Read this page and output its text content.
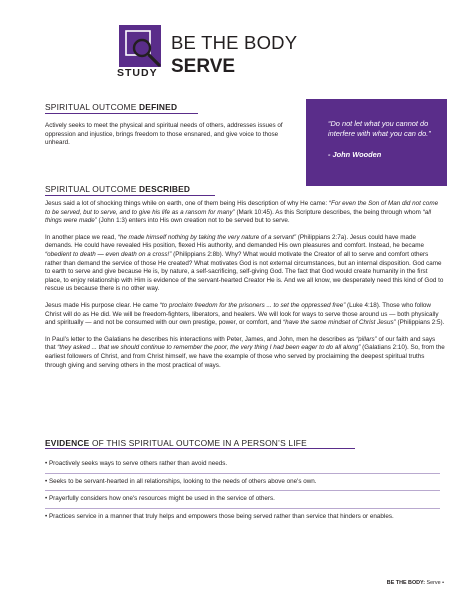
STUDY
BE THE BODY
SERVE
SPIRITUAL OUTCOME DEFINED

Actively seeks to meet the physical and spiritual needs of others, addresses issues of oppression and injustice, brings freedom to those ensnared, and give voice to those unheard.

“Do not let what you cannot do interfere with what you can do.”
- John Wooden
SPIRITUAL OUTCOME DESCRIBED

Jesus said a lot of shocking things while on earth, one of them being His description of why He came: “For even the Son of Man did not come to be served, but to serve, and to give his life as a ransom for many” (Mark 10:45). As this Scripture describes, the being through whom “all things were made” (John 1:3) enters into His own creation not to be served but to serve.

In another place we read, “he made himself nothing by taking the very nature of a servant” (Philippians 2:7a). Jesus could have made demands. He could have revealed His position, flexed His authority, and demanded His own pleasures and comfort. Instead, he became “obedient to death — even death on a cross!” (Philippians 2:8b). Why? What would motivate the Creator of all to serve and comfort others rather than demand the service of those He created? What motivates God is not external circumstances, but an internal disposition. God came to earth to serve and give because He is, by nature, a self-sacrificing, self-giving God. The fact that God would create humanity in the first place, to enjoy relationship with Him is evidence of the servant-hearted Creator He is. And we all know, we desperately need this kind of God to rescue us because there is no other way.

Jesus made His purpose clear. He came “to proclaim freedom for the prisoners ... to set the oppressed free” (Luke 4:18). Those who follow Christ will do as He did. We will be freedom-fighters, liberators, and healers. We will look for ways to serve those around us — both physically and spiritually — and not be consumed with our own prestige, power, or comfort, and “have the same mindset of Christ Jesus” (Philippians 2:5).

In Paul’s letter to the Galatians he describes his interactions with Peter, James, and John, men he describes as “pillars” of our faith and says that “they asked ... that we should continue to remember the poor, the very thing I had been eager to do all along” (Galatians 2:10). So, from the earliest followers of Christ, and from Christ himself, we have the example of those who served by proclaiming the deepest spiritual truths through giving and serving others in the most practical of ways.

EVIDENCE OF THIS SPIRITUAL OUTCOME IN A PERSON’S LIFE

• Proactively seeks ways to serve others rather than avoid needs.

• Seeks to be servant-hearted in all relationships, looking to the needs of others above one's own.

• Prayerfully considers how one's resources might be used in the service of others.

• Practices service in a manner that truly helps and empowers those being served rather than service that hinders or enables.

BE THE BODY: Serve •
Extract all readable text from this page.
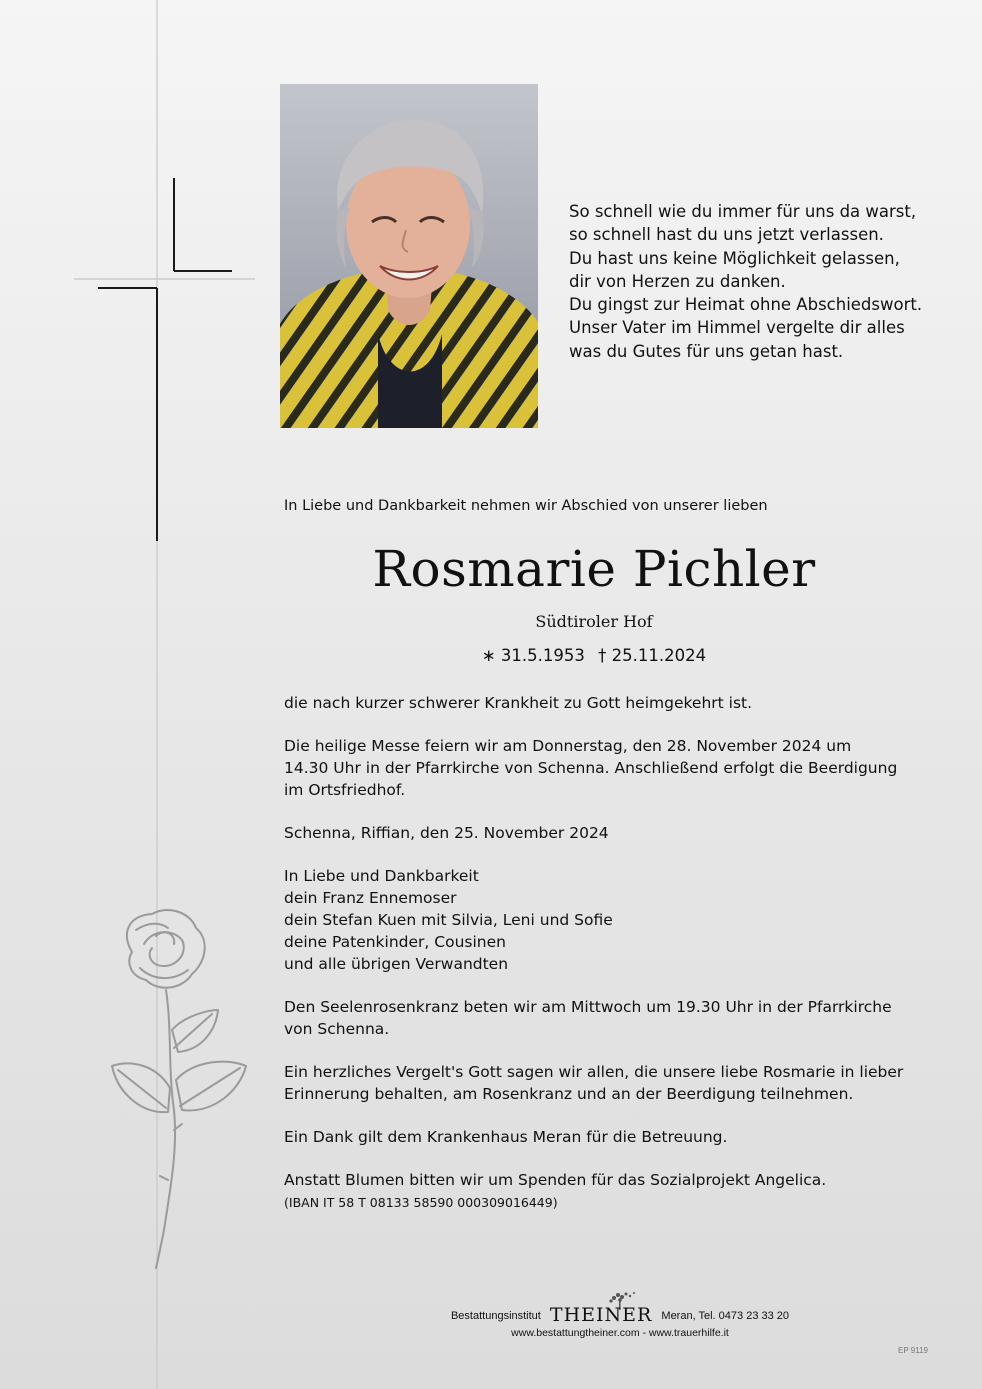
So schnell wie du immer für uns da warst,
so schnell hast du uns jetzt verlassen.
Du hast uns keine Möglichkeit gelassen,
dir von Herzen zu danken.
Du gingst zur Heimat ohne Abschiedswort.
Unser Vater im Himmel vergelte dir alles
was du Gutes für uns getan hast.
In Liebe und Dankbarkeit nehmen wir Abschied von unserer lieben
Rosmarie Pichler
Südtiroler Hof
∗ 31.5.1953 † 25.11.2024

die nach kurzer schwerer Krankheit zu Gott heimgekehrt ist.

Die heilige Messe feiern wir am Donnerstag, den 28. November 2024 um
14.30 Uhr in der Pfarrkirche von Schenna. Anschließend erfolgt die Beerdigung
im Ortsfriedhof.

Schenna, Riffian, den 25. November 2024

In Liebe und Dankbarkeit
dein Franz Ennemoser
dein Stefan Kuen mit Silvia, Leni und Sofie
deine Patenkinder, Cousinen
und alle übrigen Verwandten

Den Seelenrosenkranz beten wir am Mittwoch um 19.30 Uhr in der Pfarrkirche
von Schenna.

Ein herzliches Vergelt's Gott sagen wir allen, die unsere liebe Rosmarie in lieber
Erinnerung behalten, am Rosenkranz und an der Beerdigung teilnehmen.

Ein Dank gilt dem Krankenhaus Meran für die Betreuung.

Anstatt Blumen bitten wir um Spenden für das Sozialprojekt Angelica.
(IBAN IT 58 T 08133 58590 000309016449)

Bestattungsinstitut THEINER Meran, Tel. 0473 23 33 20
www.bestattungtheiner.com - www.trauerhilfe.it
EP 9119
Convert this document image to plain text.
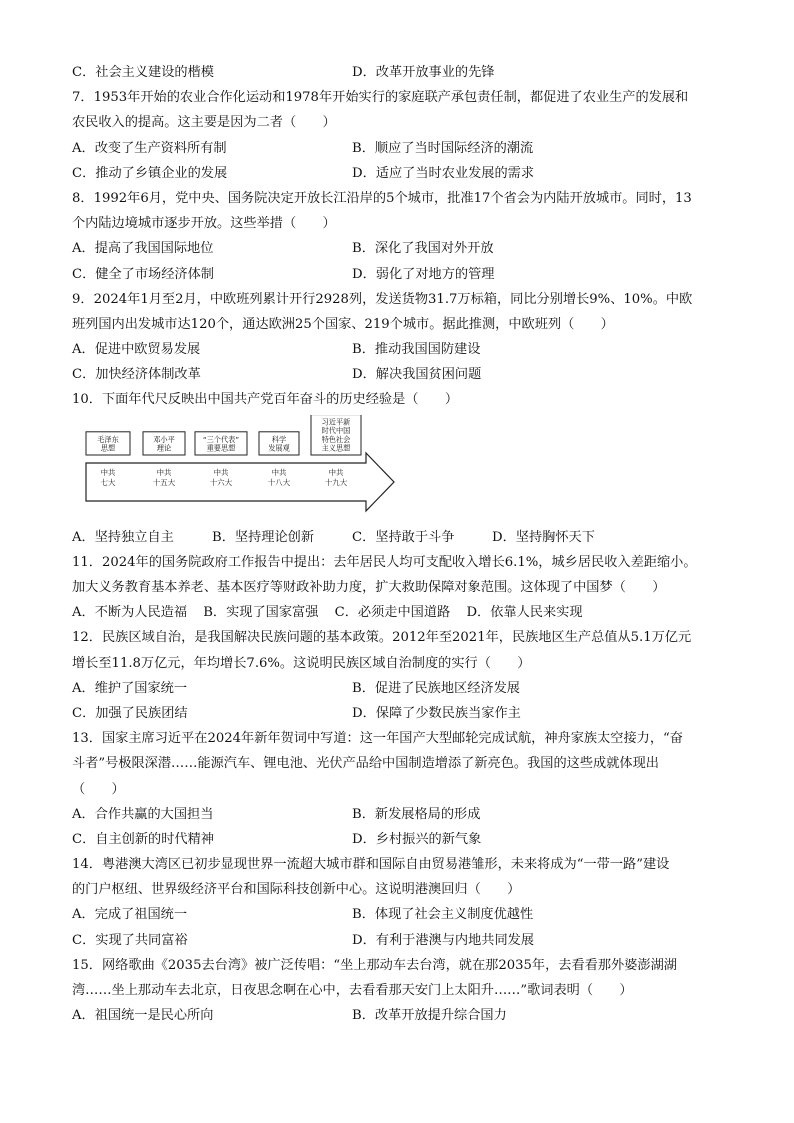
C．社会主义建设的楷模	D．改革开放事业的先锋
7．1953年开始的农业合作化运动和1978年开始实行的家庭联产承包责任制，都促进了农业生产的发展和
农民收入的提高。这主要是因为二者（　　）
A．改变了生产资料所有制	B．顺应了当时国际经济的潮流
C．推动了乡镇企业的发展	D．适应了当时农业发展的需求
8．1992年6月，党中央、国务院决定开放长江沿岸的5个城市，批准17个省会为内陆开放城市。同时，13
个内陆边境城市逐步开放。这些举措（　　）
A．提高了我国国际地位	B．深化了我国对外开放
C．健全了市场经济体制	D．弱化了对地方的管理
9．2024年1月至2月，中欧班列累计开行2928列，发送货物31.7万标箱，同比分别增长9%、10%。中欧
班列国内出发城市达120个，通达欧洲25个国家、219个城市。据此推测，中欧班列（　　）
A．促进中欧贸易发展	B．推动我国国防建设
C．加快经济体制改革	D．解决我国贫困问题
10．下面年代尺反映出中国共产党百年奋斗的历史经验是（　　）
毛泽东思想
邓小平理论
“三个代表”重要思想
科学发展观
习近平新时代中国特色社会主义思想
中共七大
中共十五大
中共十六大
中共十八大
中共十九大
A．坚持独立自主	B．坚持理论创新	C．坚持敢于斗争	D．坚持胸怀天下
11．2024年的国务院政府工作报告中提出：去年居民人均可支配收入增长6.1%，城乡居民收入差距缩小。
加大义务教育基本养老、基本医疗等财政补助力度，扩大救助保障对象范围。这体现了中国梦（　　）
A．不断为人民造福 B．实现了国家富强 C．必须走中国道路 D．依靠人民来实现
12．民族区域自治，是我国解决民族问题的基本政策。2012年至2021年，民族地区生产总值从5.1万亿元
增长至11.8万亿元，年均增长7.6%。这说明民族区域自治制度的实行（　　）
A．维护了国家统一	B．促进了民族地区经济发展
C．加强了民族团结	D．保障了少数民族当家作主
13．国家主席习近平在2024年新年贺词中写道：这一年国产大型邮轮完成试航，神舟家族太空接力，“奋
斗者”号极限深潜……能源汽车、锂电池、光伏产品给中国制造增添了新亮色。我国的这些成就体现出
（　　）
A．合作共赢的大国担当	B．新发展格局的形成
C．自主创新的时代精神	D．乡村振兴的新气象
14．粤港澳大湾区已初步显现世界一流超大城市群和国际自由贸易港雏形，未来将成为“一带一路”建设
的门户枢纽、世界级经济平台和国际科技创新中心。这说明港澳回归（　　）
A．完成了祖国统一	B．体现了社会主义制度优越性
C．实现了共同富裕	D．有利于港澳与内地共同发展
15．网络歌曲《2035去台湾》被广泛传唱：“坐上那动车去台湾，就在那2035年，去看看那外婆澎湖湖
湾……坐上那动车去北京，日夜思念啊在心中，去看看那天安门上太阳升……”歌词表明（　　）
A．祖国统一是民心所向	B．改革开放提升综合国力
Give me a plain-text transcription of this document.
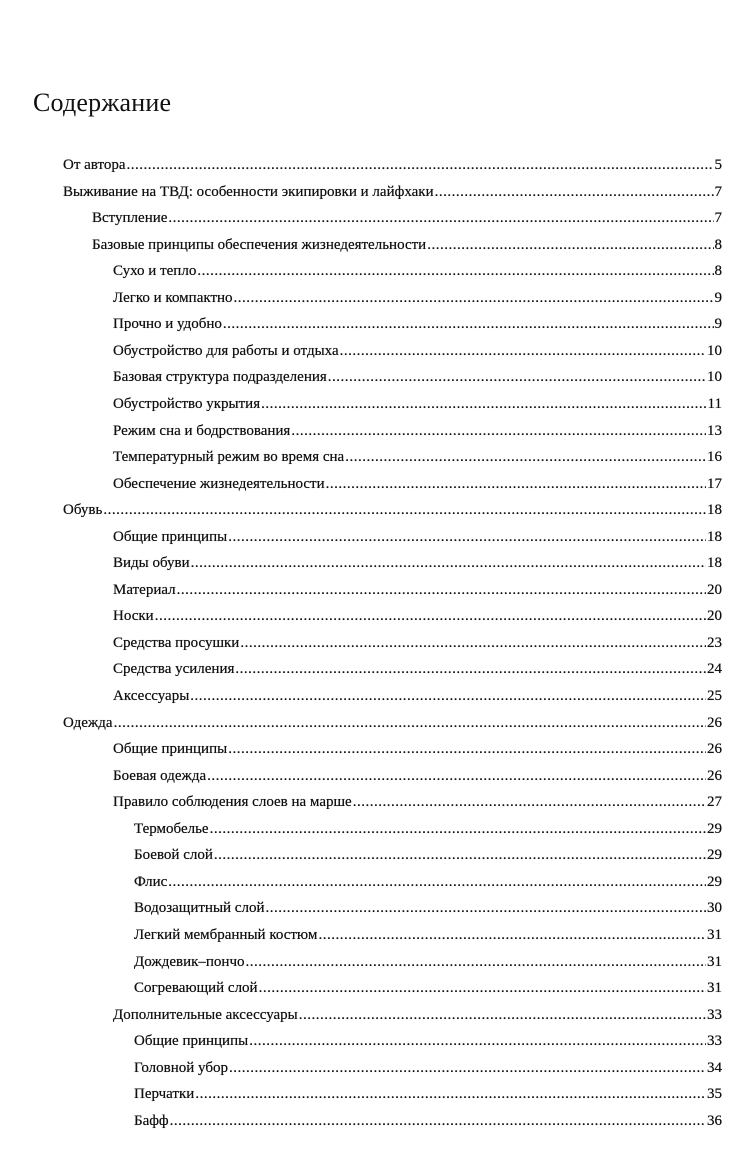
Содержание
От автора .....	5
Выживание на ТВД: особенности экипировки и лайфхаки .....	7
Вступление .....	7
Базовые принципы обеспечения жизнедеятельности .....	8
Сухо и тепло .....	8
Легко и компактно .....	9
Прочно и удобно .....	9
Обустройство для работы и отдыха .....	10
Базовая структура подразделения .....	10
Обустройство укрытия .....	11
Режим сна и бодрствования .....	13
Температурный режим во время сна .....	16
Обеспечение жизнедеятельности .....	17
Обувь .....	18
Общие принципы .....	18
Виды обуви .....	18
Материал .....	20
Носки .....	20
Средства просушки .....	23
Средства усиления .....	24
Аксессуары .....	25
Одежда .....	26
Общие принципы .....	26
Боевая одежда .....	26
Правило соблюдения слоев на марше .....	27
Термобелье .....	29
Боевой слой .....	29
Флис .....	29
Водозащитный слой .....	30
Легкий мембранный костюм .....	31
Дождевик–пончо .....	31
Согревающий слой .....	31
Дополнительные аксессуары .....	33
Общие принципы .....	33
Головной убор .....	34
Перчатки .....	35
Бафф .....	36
= = = = = = =
▶ _EXERCISE TASK_: Show every line from the listing above in which the string "Beerdigung" appears.

▶ _TASK SOLUTION_:
14.30 Uhr in der Pfarrkirche von Schenna. Anschließend erfolgt die Beerdigung
Erinnerung behalten, am Rosenkranz und an der Beerdigung teilnehmen.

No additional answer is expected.